What is required:
Retype the records below exactly as they appear.

== Data excerpts

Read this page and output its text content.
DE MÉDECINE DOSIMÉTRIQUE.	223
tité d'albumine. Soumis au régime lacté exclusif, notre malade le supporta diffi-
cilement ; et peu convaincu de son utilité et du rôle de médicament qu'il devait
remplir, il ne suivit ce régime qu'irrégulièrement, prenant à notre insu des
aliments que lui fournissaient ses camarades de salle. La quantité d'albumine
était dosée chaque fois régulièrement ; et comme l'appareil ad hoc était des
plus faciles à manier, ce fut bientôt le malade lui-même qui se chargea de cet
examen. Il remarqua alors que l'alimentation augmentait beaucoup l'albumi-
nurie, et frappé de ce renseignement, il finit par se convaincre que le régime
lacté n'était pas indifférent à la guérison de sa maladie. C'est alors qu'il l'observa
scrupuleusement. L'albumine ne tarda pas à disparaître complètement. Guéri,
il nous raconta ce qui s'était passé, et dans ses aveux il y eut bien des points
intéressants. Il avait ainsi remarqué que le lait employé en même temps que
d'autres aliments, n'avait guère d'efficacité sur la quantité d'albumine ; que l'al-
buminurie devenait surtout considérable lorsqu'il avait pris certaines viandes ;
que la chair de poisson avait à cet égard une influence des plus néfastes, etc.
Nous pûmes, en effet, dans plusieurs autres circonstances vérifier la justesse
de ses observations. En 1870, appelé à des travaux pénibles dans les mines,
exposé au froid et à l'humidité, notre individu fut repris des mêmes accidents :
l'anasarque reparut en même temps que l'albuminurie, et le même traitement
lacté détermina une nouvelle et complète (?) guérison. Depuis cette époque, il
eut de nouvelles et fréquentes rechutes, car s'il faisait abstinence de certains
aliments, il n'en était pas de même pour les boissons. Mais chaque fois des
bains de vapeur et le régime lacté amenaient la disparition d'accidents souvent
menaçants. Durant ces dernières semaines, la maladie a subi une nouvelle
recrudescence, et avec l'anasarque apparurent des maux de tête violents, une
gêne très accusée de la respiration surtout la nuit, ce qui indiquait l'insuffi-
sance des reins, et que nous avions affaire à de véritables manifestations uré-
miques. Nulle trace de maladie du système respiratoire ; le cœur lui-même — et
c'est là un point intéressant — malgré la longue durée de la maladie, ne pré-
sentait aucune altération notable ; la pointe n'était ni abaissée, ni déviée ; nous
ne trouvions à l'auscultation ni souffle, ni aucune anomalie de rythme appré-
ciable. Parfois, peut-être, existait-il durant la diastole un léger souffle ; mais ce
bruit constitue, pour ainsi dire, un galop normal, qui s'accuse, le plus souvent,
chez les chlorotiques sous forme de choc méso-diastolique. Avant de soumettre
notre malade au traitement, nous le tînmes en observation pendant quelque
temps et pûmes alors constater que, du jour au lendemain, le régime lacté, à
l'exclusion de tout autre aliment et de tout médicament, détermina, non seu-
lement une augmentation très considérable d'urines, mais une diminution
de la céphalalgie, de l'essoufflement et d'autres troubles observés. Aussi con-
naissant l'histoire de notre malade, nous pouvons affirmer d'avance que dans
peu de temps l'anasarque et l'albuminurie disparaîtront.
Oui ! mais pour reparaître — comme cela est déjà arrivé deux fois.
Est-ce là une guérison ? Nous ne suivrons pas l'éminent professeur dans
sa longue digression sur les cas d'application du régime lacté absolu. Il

====

Response to the exercise:
Read this page and output its text content.
DE MÉDECINE DOSIMÉTRIQUE.	223
tité d'albumine. Soumis au régime lacté exclusif, notre malade le supporta diffi-
cilement ; et peu convaincu de son utilité et du rôle de médicament qu'il devait
remplir, il ne suivit ce régime qu'irrégulièrement, prenant à notre insu des
aliments que lui fournissaient ses camarades de salle. La quantité d'albumine
était dosée chaque fois régulièrement ; et comme l'appareil ad hoc était des
plus faciles à manier, ce fut bientôt le malade lui-même qui se chargea de cet
examen. Il remarqua alors que l'alimentation augmentait beaucoup l'albumi-
nurie, et frappé de ce renseignement, il finit par se convaincre que le régime
lacté n'était pas indifférent à la guérison de sa maladie. C'est alors qu'il l'observa
scrupuleusement. L'albumine ne tarda pas à disparaître complètement. Guéri,
il nous raconta ce qui s'était passé, et dans ses aveux il y eut bien des points
intéressants. Il avait ainsi remarqué que le lait employé en même temps que
d'autres aliments, n'avait guère d'efficacité sur la quantité d'albumine ; que l'al-
buminurie devenait surtout considérable lorsqu'il avait pris certaines viandes ;
que la chair de poisson avait à cet égard une influence des plus néfastes, etc.
Nous pûmes, en effet, dans plusieurs autres circonstances vérifier la justesse
de ses observations. En 1870, appelé à des travaux pénibles dans les mines,
exposé au froid et à l'humidité, notre individu fut repris des mêmes accidents :
l'anasarque reparut en même temps que l'albuminurie, et le même traitement
lacté détermina une nouvelle et complète (?) guérison. Depuis cette époque, il
eut de nouvelles et fréquentes rechutes, car s'il faisait abstinence de certains
aliments, il n'en était pas de même pour les boissons. Mais chaque fois des
bains de vapeur et le régime lacté amenaient la disparition d'accidents souvent
menaçants. Durant ces dernières semaines, la maladie a subi une nouvelle
recrudescence, et avec l'anasarque apparurent des maux de tête violents, une
gêne très accusée de la respiration surtout la nuit, ce qui indiquait l'insuffi-
sance des reins, et que nous avions affaire à de véritables manifestations uré-
miques. Nulle trace de maladie du système respiratoire ; le cœur lui-même — et
c'est là un point intéressant — malgré la longue durée de la maladie, ne pré-
sentait aucune altération notable ; la pointe n'était ni abaissée, ni déviée ; nous
ne trouvions à l'auscultation ni souffle, ni aucune anomalie de rythme appré-
ciable. Parfois, peut-être, existait-il durant la diastole un léger souffle ; mais ce
bruit constitue, pour ainsi dire, un galop normal, qui s'accuse, le plus souvent,
chez les chlorotiques sous forme de choc méso-diastolique. Avant de soumettre
notre malade au traitement, nous le tînmes en observation pendant quelque
temps et pûmes alors constater que, du jour au lendemain, le régime lacté, à
l'exclusion de tout autre aliment et de tout médicament, détermina, non seu-
lement une augmentation très considérable d'urines, mais une diminution
de la céphalalgie, de l'essoufflement et d'autres troubles observés. Aussi con-
naissant l'histoire de notre malade, nous pouvons affirmer d'avance que dans
peu de temps l'anasarque et l'albuminurie disparaîtront.
Oui ! mais pour reparaître — comme cela est déjà arrivé deux fois.
Est-ce là une guérison ? Nous ne suivrons pas l'éminent professeur dans
sa longue digression sur les cas d'application du régime lacté absolu. Il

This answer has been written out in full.